- Alıştırma Görevi 1 -
Outlast incelemesine göre şu ifadeler doğru mu: (a) Oyun 2013 yılında çıkmıştır; (b) Miles Upshur bir polistir; (c) Akıl hastanesine gecenin bir yarısı gelinir? Her biri için evet ya da hayır deyin ve incelemeden belirleyici sözleri aynen alıntılayın.
- Alıştırma Görevi 2 -
Outlast incelemesinin "Oyun İsmi: Outlast" sözlerinden başlayıp "bile göze alıyorsunuz." sözlerine kadar (bu sözler de dahil) olan kısmını aynen tekrarlar mısınız?

- Sayfa Alıntısı -
◇ ◇ ◇ ◇ ◇

10 Nisan 2017 Pazartesi

Bu Ne Biçim İnceleme #2: Outlast

Oyun İsmi: Outlast
Platform: PC, PS4, XBOX1
Çıkış Yılı: 2013
Tür: Korku, Aksiyon

*SPOILER İÇERİR*

      Şimdi kendinizi Miles Upshur isminde bir gazetecinin yerine koyun. Araştırmacı ruhunuz o kadar güçlü ki, her şeyi becerebilecek gibi hissediyorsunuz. Hatta bunu kanıtlamak için ölümü bile göze alıyorsunuz.

      Ama açıkça söylüyorum ki, bu kadar da manyak olunmaz. Daha oyunun başında, arabamızla ilerlerken bozulan radyodan belliydi işlerin boka saracağı. Ben orada çoktan arabayı çevirip dönüş yoluna geçmiştim bile. Eee kariyer de bir yere kadar. Ama oyuna bak sen, gecenin bir yarısı akıl hastanesine geliyoruz haber için. Beni yatırmalılar zaten buraya gelmeyi seçtiğim için. Hadi bozulan radyodan anlamadım, pencereden binaya ilk adımımızı atarken patlayan ışıktan da mı anlamadım kaçıp gitmem gerektiğini? Tamam, yüreği hamuduyla yedim de geldim diyelim ama, tavandan sarkan cesede rağmen devam etmek nedir yahu! Hangi akla hizmet gazeteciliği bu kadar önemser insan? 2 adım sonra ölmek üzere olan abi bile diyor ki "KAÇ!". Salak. Girdiğim pencereden geri gidip arabama binip eve dönmek için hala geç değil. Neden devam ediyorum neden!

◇ ◇ ◇ ◇ ◇

- Toplanan Veriler -
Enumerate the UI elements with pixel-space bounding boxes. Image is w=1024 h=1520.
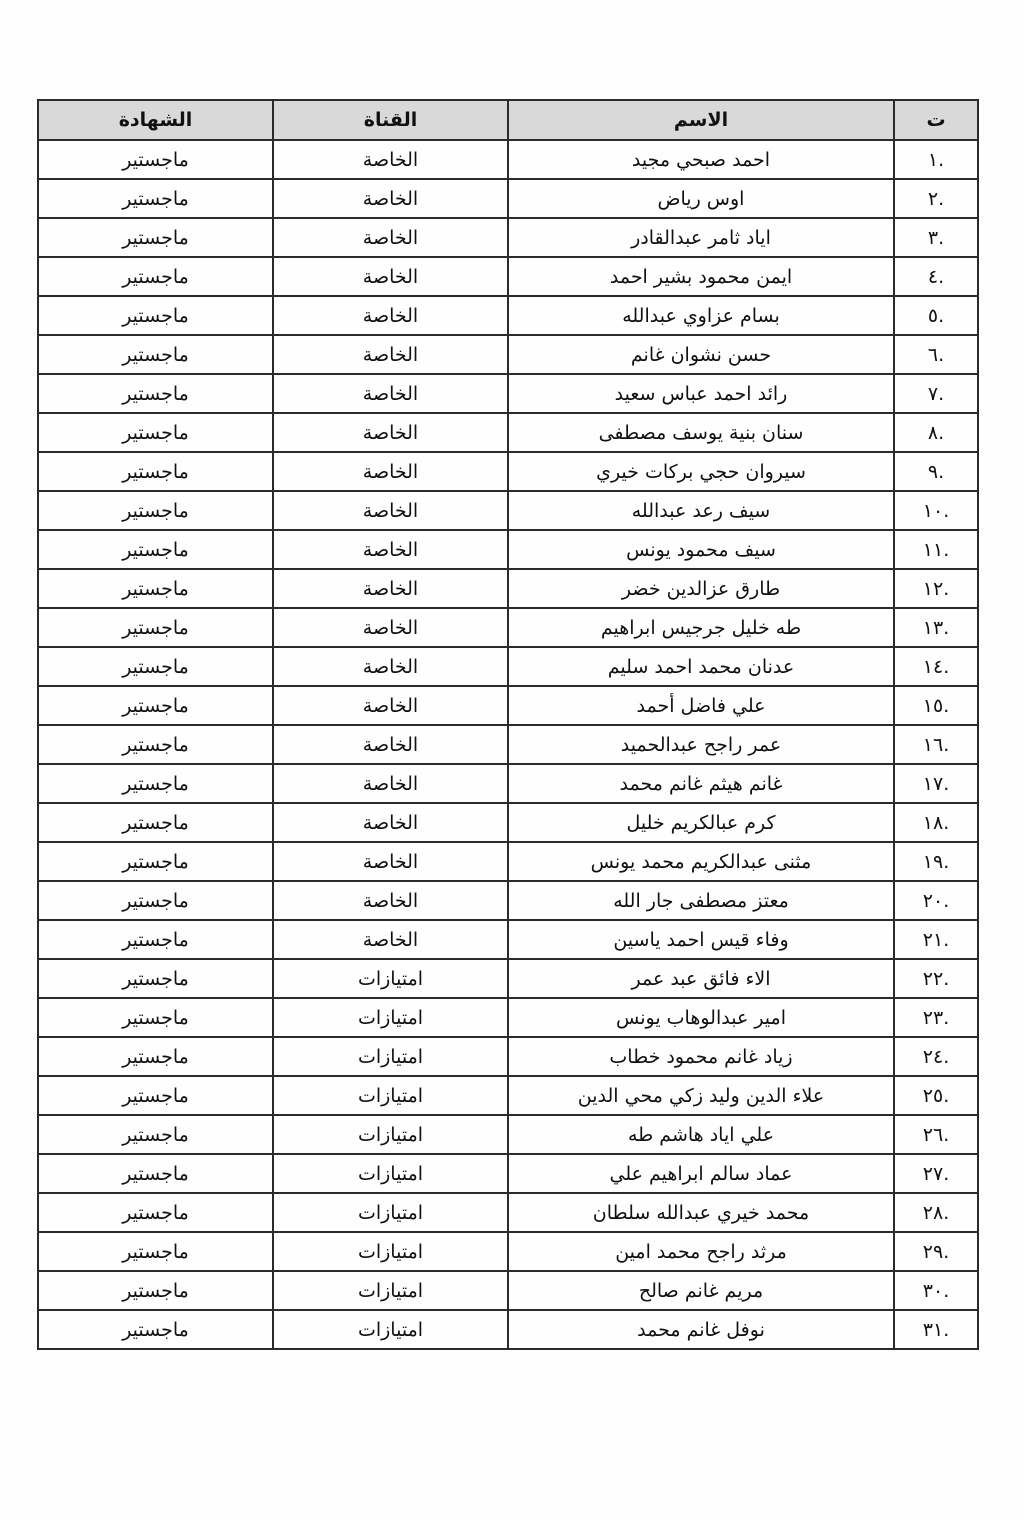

◇ ◇ ◇ ◇ ◇

- Nihai Sonuç 1 -
(a) Evet: "Çıkış Yılı: 2013"
(b) Hayır: "Miles Upshur isminde bir gazetecinin"
(c) Evet: "gecenin bir yarısı akıl hastanesine geliyoruz"

- Nihai Sonuç 2 -
Oyun İsmi: Outlast
Platform: PC, PS4, XBOX1
Çıkış Yılı: 2013
Tür: Korku, Aksiyon

*SPOILER İÇERİR*

      Şimdi kendinizi Miles Upshur isminde bir gazetecinin yerine koyun. Araştırmacı ruhunuz o kadar güçlü ki, her şeyi becerebilecek gibi hissediyorsunuz. Hatta bunu kanıtlamak için ölümü bile göze alıyorsunuz.